::: Raw data

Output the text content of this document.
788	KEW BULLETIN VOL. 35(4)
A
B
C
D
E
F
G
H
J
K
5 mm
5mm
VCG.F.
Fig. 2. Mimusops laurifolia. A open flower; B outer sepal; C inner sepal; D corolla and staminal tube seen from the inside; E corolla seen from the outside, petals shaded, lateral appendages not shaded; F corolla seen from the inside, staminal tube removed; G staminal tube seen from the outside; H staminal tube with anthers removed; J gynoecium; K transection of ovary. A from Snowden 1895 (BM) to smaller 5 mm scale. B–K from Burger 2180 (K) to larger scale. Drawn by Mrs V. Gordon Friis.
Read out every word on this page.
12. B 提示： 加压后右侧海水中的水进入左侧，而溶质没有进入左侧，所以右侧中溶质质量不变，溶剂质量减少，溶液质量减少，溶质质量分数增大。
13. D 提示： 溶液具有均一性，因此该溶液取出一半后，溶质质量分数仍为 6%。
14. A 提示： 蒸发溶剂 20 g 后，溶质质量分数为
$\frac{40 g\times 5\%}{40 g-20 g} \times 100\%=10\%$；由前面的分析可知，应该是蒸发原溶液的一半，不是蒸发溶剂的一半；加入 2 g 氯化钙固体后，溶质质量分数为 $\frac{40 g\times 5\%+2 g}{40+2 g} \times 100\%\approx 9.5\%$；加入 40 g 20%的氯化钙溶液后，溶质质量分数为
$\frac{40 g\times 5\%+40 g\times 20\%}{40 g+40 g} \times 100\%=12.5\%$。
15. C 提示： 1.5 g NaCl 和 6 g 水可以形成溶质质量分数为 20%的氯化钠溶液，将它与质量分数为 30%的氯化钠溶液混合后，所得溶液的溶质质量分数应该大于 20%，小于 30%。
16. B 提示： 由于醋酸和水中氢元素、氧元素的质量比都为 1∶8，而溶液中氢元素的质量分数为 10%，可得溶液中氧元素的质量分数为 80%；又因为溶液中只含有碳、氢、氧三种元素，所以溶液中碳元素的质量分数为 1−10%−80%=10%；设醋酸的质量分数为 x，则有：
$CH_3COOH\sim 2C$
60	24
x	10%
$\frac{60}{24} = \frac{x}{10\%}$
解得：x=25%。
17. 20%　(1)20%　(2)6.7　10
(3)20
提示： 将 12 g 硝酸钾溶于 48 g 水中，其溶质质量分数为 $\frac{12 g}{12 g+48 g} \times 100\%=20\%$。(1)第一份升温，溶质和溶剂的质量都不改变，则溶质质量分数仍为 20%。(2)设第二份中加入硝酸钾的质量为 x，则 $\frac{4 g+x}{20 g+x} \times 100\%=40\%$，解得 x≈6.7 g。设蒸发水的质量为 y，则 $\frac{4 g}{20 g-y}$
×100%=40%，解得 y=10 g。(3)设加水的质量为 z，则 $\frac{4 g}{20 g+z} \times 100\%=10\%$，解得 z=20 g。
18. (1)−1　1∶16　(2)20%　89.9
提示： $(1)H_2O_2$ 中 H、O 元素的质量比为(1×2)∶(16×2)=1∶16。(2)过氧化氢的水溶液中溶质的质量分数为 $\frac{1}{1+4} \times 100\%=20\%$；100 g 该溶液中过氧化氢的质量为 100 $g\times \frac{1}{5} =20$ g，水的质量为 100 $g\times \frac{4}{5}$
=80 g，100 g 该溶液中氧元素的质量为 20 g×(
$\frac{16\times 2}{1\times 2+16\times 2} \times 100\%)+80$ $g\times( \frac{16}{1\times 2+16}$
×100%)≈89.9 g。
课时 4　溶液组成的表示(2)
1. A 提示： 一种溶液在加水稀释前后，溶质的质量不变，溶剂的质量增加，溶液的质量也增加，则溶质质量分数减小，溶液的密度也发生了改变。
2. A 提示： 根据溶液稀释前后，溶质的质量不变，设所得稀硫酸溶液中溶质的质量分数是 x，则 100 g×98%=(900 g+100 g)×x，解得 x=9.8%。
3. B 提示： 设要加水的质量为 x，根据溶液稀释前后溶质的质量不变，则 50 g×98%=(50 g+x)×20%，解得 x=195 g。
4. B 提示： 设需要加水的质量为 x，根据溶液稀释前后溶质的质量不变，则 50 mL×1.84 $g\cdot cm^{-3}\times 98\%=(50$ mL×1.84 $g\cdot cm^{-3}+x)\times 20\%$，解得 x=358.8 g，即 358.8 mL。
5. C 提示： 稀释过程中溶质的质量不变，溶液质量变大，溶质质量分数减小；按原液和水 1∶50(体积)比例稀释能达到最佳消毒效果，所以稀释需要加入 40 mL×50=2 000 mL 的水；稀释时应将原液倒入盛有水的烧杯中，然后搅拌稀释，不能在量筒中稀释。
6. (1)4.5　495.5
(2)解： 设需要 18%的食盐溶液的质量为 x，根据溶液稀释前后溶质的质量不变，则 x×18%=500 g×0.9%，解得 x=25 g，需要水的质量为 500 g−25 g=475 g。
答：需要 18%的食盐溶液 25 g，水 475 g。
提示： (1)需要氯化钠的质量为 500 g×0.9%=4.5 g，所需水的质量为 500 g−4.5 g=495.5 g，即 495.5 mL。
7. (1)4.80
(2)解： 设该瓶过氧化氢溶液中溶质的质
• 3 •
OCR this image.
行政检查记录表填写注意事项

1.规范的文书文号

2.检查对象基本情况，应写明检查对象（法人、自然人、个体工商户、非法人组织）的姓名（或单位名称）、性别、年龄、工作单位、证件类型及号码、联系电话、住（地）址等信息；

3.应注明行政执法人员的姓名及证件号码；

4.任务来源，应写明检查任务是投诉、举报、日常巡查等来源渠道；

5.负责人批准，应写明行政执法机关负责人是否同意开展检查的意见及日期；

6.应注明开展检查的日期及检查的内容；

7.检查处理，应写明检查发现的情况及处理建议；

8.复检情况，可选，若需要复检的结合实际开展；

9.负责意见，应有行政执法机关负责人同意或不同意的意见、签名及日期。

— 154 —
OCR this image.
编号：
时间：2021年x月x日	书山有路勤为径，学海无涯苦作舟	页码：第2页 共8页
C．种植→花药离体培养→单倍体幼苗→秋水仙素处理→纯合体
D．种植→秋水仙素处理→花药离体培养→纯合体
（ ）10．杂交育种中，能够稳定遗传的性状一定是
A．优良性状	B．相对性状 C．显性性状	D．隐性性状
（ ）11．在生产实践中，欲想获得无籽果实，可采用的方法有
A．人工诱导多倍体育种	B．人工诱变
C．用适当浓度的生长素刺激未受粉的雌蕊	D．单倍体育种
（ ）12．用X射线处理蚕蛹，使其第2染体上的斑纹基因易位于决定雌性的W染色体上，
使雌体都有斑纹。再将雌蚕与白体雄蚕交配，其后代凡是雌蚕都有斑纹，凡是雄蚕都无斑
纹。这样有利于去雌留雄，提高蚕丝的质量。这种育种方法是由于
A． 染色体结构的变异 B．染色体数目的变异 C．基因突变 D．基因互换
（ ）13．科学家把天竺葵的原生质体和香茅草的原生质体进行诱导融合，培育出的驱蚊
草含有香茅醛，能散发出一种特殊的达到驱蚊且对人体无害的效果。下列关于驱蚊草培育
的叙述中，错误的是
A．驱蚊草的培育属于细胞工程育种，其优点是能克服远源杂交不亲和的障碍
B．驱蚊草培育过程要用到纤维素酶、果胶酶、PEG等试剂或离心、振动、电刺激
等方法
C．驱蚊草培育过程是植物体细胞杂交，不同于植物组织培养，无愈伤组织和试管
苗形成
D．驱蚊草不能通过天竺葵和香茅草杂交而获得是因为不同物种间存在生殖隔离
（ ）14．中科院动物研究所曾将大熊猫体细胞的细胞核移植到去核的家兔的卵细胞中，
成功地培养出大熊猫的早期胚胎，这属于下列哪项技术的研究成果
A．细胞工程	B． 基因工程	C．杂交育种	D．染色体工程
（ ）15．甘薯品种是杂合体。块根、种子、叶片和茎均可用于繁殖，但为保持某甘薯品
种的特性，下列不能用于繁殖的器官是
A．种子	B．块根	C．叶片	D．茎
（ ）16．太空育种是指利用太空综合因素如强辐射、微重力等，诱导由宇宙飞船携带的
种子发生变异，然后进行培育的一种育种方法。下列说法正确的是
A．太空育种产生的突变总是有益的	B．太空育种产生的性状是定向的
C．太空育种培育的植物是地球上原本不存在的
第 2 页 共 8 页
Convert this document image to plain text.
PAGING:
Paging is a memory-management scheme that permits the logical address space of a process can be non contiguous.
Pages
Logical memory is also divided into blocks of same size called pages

::::::

Exercise details: Sift the material for lines with the string "text". Copy each one found.

Task output:
Output the text content of this document.
Convert this document image to plain text.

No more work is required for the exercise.